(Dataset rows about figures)
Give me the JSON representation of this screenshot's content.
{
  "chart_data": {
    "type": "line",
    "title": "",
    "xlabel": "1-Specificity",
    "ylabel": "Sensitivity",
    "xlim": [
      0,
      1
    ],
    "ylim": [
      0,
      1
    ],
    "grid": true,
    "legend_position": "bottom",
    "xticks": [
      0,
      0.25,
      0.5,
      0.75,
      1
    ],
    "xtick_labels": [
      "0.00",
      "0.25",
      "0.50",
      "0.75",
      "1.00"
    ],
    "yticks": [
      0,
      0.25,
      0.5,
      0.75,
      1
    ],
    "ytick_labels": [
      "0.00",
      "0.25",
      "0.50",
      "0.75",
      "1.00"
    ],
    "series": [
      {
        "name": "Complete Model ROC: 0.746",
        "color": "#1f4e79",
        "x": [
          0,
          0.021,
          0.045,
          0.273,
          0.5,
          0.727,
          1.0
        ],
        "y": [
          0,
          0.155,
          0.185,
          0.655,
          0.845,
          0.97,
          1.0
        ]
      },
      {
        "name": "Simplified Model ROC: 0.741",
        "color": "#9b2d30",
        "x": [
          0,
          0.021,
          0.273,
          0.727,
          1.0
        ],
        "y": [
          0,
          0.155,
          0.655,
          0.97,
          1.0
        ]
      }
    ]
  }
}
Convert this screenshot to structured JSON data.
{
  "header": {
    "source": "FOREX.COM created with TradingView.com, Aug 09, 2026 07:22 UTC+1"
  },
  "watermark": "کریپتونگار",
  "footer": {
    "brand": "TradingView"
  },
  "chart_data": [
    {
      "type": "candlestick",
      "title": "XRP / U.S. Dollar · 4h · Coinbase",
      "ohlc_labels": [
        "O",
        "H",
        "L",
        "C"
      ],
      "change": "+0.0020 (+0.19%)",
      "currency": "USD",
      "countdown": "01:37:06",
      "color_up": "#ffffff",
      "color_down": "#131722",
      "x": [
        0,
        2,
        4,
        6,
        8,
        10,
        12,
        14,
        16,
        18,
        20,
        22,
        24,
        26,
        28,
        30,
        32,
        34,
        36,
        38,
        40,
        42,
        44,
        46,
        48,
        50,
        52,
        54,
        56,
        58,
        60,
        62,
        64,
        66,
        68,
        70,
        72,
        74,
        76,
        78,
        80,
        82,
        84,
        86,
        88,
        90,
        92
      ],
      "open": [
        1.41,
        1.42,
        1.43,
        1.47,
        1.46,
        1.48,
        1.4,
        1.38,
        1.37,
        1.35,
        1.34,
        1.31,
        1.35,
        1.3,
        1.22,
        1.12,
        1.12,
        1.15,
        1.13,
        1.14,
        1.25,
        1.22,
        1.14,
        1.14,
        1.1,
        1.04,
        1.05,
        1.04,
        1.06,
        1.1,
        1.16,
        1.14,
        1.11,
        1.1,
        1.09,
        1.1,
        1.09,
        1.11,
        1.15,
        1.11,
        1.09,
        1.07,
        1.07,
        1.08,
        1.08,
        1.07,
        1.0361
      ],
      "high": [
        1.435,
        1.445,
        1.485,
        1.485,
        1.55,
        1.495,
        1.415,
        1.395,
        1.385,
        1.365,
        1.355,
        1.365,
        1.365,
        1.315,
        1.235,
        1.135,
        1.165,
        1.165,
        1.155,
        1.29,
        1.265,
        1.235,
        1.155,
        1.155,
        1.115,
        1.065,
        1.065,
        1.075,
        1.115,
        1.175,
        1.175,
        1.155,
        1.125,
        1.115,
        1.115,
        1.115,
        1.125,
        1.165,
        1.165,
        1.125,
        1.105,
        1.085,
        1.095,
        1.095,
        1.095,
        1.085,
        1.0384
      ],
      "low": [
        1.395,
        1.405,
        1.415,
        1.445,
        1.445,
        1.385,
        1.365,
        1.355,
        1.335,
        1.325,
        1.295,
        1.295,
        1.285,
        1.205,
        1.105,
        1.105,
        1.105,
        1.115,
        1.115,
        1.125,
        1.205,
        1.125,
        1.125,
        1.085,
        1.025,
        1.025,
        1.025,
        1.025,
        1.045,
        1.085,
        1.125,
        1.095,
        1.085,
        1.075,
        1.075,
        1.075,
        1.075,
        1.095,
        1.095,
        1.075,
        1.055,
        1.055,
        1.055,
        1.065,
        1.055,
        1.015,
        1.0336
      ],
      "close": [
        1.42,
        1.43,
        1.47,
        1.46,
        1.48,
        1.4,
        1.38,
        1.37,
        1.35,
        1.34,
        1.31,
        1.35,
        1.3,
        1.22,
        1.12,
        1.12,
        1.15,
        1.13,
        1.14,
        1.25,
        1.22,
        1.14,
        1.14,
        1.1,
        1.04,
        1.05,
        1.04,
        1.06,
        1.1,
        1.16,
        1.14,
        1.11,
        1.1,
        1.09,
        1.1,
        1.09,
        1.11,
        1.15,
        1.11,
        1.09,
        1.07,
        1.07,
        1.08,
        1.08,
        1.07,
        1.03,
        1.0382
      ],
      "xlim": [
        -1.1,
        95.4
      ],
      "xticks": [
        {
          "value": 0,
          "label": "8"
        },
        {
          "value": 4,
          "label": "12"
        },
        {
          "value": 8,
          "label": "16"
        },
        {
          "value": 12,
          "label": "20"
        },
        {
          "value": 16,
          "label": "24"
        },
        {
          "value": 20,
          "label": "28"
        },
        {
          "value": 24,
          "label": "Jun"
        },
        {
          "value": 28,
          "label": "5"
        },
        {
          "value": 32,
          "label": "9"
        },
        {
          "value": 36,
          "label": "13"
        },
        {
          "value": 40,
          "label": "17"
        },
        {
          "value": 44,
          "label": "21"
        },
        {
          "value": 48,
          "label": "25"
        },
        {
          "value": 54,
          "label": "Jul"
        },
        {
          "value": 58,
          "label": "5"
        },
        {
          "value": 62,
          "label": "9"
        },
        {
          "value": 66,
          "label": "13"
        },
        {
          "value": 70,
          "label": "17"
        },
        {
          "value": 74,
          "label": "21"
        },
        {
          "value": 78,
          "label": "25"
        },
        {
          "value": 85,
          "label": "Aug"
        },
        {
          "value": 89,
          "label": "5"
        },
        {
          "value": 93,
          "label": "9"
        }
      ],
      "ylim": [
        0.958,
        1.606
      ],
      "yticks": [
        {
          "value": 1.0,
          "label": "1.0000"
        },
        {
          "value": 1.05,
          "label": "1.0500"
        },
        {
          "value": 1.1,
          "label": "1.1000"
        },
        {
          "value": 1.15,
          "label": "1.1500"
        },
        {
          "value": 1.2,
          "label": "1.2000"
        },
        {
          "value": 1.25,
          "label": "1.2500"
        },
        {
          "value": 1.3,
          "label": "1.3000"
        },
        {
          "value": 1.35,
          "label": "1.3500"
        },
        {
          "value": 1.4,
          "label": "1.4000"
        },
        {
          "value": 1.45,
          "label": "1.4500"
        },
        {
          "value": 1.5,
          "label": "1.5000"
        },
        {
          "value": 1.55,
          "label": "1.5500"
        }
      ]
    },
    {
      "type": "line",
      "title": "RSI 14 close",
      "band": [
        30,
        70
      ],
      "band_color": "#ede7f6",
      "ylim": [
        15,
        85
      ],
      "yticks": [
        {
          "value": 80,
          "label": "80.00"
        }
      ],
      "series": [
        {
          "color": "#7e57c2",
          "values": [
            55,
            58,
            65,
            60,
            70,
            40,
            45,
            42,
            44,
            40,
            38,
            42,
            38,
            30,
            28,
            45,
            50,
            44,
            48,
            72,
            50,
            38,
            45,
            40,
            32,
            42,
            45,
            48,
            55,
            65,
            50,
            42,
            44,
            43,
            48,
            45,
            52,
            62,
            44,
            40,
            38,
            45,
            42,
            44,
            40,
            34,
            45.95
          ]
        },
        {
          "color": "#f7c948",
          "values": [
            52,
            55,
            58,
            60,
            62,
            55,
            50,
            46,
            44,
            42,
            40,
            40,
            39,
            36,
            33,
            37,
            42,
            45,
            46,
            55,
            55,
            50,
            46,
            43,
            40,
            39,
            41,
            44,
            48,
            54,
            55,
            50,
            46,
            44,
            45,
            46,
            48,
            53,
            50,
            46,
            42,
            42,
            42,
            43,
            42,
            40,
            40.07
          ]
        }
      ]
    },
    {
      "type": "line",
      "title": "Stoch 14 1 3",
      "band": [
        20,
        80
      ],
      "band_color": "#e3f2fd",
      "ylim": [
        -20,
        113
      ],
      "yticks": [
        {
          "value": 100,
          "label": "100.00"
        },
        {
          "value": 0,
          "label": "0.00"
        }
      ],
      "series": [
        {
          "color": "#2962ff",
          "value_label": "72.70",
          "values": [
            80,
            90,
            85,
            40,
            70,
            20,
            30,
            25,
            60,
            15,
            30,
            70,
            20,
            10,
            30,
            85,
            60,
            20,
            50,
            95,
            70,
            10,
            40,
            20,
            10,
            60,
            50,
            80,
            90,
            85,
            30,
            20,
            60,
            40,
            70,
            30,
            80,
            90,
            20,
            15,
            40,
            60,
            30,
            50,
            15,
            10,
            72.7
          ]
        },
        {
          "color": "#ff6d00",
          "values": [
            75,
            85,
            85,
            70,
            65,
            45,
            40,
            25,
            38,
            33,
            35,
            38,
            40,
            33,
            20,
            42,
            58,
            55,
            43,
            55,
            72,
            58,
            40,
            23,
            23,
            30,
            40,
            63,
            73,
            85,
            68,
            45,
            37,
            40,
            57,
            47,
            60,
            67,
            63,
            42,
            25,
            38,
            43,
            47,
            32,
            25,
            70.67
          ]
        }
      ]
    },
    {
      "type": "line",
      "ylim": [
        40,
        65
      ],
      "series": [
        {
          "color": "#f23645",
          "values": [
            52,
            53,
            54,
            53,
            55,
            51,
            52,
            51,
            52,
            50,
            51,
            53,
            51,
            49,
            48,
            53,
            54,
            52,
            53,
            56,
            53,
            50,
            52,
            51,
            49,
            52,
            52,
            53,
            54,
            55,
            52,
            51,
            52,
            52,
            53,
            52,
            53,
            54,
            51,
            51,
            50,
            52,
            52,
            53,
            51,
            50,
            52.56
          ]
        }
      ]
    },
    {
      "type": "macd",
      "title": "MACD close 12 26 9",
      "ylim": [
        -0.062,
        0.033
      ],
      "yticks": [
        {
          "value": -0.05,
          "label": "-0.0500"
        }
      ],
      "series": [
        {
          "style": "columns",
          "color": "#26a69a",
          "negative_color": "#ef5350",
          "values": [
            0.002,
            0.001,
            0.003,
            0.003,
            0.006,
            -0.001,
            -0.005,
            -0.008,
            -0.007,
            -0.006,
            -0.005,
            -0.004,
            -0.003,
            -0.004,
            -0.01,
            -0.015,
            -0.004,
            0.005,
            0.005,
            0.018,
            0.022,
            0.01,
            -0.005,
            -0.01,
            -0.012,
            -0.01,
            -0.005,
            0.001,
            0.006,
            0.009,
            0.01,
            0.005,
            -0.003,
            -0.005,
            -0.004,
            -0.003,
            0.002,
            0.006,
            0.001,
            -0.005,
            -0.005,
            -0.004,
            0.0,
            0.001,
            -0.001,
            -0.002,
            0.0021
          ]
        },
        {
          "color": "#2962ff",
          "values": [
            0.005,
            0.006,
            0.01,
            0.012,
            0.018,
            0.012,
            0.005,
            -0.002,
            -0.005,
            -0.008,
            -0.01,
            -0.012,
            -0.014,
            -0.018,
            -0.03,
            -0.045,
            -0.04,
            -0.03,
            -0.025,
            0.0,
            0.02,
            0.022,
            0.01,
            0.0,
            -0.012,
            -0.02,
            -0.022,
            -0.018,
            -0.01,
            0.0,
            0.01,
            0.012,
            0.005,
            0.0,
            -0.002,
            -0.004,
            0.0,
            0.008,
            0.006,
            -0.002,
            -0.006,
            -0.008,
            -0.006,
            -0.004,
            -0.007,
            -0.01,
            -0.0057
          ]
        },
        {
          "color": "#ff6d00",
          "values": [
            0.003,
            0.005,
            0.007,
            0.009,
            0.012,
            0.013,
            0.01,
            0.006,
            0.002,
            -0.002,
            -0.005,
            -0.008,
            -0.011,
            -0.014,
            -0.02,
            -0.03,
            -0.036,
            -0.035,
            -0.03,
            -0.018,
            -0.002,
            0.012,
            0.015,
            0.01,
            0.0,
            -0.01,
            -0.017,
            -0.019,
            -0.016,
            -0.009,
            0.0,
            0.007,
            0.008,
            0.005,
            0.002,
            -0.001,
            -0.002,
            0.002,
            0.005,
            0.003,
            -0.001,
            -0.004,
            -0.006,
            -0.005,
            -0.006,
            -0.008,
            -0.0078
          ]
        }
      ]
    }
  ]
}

**Challenge**:
Find every line in the listing that holds the string "Model", then say how many there are as a bare number.

**Solution**:
2